GIVEN REQUEST:
Convert everything from the start of the rows down to the line containing "185, 366, 191]" into a Markdown table with the columns Number and Entry. Give each line its sequential number, and omit any blank lines.

INPUT FOR THIS TASK:
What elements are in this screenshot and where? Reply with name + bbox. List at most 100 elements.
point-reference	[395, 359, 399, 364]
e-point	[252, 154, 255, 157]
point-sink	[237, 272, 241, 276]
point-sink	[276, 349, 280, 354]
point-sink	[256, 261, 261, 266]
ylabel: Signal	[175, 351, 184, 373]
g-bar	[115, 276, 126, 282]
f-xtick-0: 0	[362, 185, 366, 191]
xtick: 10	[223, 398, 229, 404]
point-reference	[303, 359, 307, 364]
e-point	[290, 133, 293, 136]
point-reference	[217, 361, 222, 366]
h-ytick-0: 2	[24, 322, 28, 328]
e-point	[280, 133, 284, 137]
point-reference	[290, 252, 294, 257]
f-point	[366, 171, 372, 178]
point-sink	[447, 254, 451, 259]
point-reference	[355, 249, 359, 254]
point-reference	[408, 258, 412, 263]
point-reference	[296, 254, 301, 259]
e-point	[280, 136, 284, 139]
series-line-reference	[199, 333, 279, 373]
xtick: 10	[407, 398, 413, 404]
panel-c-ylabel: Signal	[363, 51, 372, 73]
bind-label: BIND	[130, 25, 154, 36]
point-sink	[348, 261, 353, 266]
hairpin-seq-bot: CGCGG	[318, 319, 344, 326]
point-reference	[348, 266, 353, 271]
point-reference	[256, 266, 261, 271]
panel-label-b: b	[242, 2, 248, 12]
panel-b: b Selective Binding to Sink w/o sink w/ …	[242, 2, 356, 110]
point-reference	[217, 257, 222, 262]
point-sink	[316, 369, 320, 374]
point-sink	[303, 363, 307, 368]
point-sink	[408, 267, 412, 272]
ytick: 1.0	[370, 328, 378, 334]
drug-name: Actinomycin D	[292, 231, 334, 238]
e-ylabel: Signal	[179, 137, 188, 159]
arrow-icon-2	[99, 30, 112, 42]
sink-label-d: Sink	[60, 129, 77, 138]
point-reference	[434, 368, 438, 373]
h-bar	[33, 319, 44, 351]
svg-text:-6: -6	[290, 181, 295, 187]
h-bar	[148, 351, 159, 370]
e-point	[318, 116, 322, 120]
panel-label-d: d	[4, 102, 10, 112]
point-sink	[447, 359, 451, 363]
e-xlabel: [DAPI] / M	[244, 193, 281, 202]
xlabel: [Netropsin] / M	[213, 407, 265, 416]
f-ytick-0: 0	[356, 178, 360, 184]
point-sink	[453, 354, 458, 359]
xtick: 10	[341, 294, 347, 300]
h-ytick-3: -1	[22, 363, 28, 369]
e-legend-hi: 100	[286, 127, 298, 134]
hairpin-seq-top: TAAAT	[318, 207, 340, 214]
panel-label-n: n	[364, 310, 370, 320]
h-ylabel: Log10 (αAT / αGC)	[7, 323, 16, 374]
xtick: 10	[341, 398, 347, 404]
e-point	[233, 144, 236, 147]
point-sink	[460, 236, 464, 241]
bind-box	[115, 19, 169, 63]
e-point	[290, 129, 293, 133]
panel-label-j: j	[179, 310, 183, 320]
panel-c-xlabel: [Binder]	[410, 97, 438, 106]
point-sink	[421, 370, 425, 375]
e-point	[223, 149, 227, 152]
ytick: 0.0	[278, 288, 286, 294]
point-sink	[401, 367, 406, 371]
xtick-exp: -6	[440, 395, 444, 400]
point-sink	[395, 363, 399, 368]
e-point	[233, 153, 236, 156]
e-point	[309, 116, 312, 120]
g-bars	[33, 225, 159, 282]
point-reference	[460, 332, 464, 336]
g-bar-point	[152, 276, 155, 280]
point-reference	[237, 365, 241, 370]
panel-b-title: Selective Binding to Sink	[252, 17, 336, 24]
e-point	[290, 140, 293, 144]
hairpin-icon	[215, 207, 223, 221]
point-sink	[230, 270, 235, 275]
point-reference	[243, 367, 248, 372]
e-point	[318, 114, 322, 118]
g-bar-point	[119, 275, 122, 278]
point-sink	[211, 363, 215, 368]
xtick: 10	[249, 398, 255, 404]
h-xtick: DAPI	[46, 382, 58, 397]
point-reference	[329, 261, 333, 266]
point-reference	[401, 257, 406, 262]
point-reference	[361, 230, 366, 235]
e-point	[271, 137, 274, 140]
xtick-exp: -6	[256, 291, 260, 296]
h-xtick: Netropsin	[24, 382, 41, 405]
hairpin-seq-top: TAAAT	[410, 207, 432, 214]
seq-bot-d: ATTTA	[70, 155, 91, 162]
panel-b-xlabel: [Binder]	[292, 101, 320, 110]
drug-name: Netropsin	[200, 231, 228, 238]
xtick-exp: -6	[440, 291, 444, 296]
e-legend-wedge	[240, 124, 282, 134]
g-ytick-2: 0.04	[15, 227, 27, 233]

EXERCISE RESULT:
| Number | Entry |
|---|---|
| 1 | What elements are in this screenshot and where? Reply with name + bbox. List at most 100 elements. |
| 2 | point-reference	[395, 359, 399, 364] |
| 3 | e-point	[252, 154, 255, 157] |
| 4 | point-sink	[237, 272, 241, 276] |
| 5 | point-sink	[276, 349, 280, 354] |
| 6 | point-sink	[256, 261, 261, 266] |
| 7 | ylabel: Signal	[175, 351, 184, 373] |
| 8 | g-bar	[115, 276, 126, 282] |
| 9 | f-xtick-0: 0	[362, 185, 366, 191] |